───── RECORDS FOR THIS EXERCISE ─────
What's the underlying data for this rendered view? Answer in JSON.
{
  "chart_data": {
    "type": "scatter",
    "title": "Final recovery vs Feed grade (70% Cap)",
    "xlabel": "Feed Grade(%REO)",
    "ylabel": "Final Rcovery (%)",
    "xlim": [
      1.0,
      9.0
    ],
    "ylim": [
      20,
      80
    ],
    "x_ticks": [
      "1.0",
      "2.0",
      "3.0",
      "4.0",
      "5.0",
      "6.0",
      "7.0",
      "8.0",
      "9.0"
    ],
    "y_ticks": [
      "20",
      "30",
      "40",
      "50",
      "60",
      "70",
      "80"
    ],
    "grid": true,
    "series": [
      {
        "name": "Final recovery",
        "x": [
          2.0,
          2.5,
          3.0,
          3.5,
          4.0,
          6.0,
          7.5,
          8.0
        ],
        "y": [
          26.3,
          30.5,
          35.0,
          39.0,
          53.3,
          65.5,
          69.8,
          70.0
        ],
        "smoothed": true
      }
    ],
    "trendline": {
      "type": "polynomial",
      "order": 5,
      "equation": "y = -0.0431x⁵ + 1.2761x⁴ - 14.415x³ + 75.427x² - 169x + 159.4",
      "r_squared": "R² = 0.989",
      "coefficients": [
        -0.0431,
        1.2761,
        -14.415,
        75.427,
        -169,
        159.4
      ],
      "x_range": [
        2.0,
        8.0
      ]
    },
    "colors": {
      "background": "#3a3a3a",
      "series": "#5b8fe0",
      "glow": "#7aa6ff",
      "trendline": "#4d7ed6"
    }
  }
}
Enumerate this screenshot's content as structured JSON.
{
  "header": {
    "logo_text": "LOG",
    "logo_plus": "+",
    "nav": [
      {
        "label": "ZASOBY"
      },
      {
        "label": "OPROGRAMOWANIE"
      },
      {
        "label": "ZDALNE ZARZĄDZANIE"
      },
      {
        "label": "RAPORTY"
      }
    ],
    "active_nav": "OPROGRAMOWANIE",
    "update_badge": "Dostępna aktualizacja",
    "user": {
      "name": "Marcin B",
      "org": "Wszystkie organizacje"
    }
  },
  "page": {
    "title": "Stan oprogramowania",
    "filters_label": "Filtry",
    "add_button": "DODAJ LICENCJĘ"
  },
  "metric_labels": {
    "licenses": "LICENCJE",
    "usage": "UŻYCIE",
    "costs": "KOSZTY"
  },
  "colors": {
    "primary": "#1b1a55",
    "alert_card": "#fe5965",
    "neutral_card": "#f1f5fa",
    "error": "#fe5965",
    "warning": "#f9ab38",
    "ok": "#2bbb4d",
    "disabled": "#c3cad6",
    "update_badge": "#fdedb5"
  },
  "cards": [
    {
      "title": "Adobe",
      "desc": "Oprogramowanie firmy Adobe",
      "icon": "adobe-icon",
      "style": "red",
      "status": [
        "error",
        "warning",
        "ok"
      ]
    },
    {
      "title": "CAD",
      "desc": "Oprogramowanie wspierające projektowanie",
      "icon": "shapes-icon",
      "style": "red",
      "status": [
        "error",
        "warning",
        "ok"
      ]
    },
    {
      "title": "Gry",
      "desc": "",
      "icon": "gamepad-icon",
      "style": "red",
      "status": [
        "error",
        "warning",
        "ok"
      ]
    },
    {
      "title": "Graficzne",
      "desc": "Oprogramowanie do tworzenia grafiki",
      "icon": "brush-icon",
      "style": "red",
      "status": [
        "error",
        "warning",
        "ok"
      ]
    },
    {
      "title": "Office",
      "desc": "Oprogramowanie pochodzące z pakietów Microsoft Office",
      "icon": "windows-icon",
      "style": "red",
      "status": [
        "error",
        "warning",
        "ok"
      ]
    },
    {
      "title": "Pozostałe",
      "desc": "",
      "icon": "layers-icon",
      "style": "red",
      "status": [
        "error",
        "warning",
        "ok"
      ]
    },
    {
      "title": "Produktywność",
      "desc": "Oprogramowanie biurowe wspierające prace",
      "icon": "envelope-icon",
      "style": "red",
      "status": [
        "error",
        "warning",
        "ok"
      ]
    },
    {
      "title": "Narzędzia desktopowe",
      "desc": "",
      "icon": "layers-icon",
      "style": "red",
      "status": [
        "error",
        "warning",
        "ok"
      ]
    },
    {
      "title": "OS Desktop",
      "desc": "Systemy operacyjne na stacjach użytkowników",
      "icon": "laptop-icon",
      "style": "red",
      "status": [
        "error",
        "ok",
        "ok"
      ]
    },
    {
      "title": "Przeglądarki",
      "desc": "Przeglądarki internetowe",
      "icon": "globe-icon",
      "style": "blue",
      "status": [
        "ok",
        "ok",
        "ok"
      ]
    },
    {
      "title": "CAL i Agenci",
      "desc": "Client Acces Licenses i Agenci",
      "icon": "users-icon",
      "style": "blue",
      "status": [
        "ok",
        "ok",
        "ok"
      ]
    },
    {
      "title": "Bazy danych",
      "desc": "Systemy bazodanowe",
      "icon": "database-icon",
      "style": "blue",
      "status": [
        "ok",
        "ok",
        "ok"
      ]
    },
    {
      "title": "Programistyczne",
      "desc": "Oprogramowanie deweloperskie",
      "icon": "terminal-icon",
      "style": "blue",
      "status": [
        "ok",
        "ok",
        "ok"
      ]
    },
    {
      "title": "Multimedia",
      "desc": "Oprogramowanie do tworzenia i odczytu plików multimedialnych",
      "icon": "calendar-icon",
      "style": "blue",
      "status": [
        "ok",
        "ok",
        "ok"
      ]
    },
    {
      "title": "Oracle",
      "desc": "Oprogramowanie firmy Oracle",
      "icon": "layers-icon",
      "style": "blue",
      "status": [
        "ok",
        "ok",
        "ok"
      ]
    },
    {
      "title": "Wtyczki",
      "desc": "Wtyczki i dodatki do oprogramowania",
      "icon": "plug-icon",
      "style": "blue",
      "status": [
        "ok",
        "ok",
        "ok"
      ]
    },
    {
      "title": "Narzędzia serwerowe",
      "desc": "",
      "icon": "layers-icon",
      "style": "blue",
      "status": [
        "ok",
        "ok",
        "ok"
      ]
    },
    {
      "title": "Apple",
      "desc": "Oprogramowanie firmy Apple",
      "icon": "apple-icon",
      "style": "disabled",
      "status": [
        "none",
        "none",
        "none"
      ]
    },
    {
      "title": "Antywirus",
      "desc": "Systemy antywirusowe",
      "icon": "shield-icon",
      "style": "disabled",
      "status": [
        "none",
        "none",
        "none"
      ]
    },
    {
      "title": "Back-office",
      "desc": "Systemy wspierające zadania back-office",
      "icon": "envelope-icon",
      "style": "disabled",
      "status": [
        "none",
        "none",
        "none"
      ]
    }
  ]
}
─────
# REQUIRED TASK
Please set down the whole listing above without altering a single line.

# RESPONSE BELOW
What's the underlying data for this rendered view? Answer in JSON.
{
  "chart_data": {
    "type": "scatter",
    "title": "Final recovery vs Feed grade (70% Cap)",
    "xlabel": "Feed Grade(%REO)",
    "ylabel": "Final Rcovery (%)",
    "xlim": [
      1.0,
      9.0
    ],
    "ylim": [
      20,
      80
    ],
    "x_ticks": [
      "1.0",
      "2.0",
      "3.0",
      "4.0",
      "5.0",
      "6.0",
      "7.0",
      "8.0",
      "9.0"
    ],
    "y_ticks": [
      "20",
      "30",
      "40",
      "50",
      "60",
      "70",
      "80"
    ],
    "grid": true,
    "series": [
      {
        "name": "Final recovery",
        "x": [
          2.0,
          2.5,
          3.0,
          3.5,
          4.0,
          6.0,
          7.5,
          8.0
        ],
        "y": [
          26.3,
          30.5,
          35.0,
          39.0,
          53.3,
          65.5,
          69.8,
          70.0
        ],
        "smoothed": true
      }
    ],
    "trendline": {
      "type": "polynomial",
      "order": 5,
      "equation": "y = -0.0431x⁵ + 1.2761x⁴ - 14.415x³ + 75.427x² - 169x + 159.4",
      "r_squared": "R² = 0.989",
      "coefficients": [
        -0.0431,
        1.2761,
        -14.415,
        75.427,
        -169,
        159.4
      ],
      "x_range": [
        2.0,
        8.0
      ]
    },
    "colors": {
      "background": "#3a3a3a",
      "series": "#5b8fe0",
      "glow": "#7aa6ff",
      "trendline": "#4d7ed6"
    }
  }
}
Enumerate this screenshot's content as structured JSON.
{
  "header": {
    "logo_text": "LOG",
    "logo_plus": "+",
    "nav": [
      {
        "label": "ZASOBY"
      },
      {
        "label": "OPROGRAMOWANIE"
      },
      {
        "label": "ZDALNE ZARZĄDZANIE"
      },
      {
        "label": "RAPORTY"
      }
    ],
    "active_nav": "OPROGRAMOWANIE",
    "update_badge": "Dostępna aktualizacja",
    "user": {
      "name": "Marcin B",
      "org": "Wszystkie organizacje"
    }
  },
  "page": {
    "title": "Stan oprogramowania",
    "filters_label": "Filtry",
    "add_button": "DODAJ LICENCJĘ"
  },
  "metric_labels": {
    "licenses": "LICENCJE",
    "usage": "UŻYCIE",
    "costs": "KOSZTY"
  },
  "colors": {
    "primary": "#1b1a55",
    "alert_card": "#fe5965",
    "neutral_card": "#f1f5fa",
    "error": "#fe5965",
    "warning": "#f9ab38",
    "ok": "#2bbb4d",
    "disabled": "#c3cad6",
    "update_badge": "#fdedb5"
  },
  "cards": [
    {
      "title": "Adobe",
      "desc": "Oprogramowanie firmy Adobe",
      "icon": "adobe-icon",
      "style": "red",
      "status": [
        "error",
        "warning",
        "ok"
      ]
    },
    {
      "title": "CAD",
      "desc": "Oprogramowanie wspierające projektowanie",
      "icon": "shapes-icon",
      "style": "red",
      "status": [
        "error",
        "warning",
        "ok"
      ]
    },
    {
      "title": "Gry",
      "desc": "",
      "icon": "gamepad-icon",
      "style": "red",
      "status": [
        "error",
        "warning",
        "ok"
      ]
    },
    {
      "title": "Graficzne",
      "desc": "Oprogramowanie do tworzenia grafiki",
      "icon": "brush-icon",
      "style": "red",
      "status": [
        "error",
        "warning",
        "ok"
      ]
    },
    {
      "title": "Office",
      "desc": "Oprogramowanie pochodzące z pakietów Microsoft Office",
      "icon": "windows-icon",
      "style": "red",
      "status": [
        "error",
        "warning",
        "ok"
      ]
    },
    {
      "title": "Pozostałe",
      "desc": "",
      "icon": "layers-icon",
      "style": "red",
      "status": [
        "error",
        "warning",
        "ok"
      ]
    },
    {
      "title": "Produktywność",
      "desc": "Oprogramowanie biurowe wspierające prace",
      "icon": "envelope-icon",
      "style": "red",
      "status": [
        "error",
        "warning",
        "ok"
      ]
    },
    {
      "title": "Narzędzia desktopowe",
      "desc": "",
      "icon": "layers-icon",
      "style": "red",
      "status": [
        "error",
        "warning",
        "ok"
      ]
    },
    {
      "title": "OS Desktop",
      "desc": "Systemy operacyjne na stacjach użytkowników",
      "icon": "laptop-icon",
      "style": "red",
      "status": [
        "error",
        "ok",
        "ok"
      ]
    },
    {
      "title": "Przeglądarki",
      "desc": "Przeglądarki internetowe",
      "icon": "globe-icon",
      "style": "blue",
      "status": [
        "ok",
        "ok",
        "ok"
      ]
    },
    {
      "title": "CAL i Agenci",
      "desc": "Client Acces Licenses i Agenci",
      "icon": "users-icon",
      "style": "blue",
      "status": [
        "ok",
        "ok",
        "ok"
      ]
    },
    {
      "title": "Bazy danych",
      "desc": "Systemy bazodanowe",
      "icon": "database-icon",
      "style": "blue",
      "status": [
        "ok",
        "ok",
        "ok"
      ]
    },
    {
      "title": "Programistyczne",
      "desc": "Oprogramowanie deweloperskie",
      "icon": "terminal-icon",
      "style": "blue",
      "status": [
        "ok",
        "ok",
        "ok"
      ]
    },
    {
      "title": "Multimedia",
      "desc": "Oprogramowanie do tworzenia i odczytu plików multimedialnych",
      "icon": "calendar-icon",
      "style": "blue",
      "status": [
        "ok",
        "ok",
        "ok"
      ]
    },
    {
      "title": "Oracle",
      "desc": "Oprogramowanie firmy Oracle",
      "icon": "layers-icon",
      "style": "blue",
      "status": [
        "ok",
        "ok",
        "ok"
      ]
    },
    {
      "title": "Wtyczki",
      "desc": "Wtyczki i dodatki do oprogramowania",
      "icon": "plug-icon",
      "style": "blue",
      "status": [
        "ok",
        "ok",
        "ok"
      ]
    },
    {
      "title": "Narzędzia serwerowe",
      "desc": "",
      "icon": "layers-icon",
      "style": "blue",
      "status": [
        "ok",
        "ok",
        "ok"
      ]
    },
    {
      "title": "Apple",
      "desc": "Oprogramowanie firmy Apple",
      "icon": "apple-icon",
      "style": "disabled",
      "status": [
        "none",
        "none",
        "none"
      ]
    },
    {
      "title": "Antywirus",
      "desc": "Systemy antywirusowe",
      "icon": "shield-icon",
      "style": "disabled",
      "status": [
        "none",
        "none",
        "none"
      ]
    },
    {
      "title": "Back-office",
      "desc": "Systemy wspierające zadania back-office",
      "icon": "envelope-icon",
      "style": "disabled",
      "status": [
        "none",
        "none",
        "none"
      ]
    }
  ]
}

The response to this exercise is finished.